What is needed – Every line below that contains "content" is to be copied.

Exercise material –
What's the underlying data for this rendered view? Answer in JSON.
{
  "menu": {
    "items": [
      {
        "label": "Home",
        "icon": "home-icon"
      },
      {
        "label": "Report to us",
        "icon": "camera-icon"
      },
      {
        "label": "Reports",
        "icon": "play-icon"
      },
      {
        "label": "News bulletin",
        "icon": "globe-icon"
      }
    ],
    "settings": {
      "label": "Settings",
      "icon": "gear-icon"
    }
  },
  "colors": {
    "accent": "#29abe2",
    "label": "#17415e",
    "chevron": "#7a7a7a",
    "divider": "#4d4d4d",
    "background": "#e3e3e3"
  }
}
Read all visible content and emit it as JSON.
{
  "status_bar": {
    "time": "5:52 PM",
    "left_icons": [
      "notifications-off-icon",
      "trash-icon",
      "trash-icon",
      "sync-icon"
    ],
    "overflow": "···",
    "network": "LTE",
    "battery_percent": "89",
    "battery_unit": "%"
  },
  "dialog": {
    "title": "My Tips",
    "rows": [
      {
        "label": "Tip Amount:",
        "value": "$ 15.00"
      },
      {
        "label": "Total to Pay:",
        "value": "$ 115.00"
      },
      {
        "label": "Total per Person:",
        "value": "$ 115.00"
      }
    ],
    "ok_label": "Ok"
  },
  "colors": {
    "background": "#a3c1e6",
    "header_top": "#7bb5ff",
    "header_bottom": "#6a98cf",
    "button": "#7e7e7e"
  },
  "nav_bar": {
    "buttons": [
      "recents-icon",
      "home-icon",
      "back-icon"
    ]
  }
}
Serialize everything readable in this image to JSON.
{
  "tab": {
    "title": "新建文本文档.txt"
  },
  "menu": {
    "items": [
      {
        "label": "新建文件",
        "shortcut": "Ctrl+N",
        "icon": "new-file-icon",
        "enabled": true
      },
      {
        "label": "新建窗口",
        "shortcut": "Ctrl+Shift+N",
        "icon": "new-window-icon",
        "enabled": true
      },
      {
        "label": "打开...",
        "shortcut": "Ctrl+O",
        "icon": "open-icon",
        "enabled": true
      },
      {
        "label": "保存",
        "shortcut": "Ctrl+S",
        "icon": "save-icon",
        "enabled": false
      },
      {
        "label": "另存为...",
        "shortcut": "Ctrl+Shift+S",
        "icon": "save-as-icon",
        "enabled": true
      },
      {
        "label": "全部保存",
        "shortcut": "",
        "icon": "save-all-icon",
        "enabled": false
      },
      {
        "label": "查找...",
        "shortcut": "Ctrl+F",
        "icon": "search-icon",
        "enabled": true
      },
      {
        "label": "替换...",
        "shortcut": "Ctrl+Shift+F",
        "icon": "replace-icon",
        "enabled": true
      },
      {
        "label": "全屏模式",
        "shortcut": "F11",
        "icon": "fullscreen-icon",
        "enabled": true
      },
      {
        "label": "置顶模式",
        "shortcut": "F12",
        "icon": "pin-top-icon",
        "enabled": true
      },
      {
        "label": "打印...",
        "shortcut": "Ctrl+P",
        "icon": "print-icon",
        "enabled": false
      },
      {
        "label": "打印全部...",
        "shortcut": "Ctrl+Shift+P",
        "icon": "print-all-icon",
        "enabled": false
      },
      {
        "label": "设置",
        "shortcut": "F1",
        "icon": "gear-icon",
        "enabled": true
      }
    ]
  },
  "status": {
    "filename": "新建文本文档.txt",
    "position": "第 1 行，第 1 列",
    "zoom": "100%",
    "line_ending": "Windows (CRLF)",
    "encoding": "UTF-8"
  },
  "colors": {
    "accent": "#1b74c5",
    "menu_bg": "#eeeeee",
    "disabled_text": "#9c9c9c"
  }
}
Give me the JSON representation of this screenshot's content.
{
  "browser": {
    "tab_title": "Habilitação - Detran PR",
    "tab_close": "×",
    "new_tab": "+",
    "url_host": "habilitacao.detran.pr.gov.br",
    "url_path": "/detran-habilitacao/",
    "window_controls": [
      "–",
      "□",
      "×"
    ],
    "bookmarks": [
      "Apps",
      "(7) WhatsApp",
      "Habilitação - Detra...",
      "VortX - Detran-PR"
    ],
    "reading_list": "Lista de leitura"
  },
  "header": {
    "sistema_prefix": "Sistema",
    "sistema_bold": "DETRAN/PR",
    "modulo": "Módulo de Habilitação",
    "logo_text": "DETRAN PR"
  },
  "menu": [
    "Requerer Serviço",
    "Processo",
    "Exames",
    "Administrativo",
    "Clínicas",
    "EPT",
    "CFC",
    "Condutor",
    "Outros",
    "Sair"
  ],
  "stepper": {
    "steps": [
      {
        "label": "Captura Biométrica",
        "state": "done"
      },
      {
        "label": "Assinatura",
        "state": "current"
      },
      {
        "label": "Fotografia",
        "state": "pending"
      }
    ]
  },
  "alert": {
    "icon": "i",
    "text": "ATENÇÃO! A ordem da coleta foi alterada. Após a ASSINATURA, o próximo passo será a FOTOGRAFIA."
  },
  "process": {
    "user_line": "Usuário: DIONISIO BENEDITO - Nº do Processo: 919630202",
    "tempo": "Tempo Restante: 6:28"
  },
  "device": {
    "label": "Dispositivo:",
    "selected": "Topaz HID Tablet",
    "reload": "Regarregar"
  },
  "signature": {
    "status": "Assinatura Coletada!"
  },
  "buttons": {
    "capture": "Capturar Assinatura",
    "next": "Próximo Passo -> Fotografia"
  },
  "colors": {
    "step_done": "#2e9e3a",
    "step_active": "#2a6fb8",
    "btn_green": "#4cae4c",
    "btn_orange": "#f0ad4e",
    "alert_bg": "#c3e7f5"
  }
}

Answer for this exercise –
Read all visible content and emit it as JSON.
Give me the JSON representation of this screenshot's content.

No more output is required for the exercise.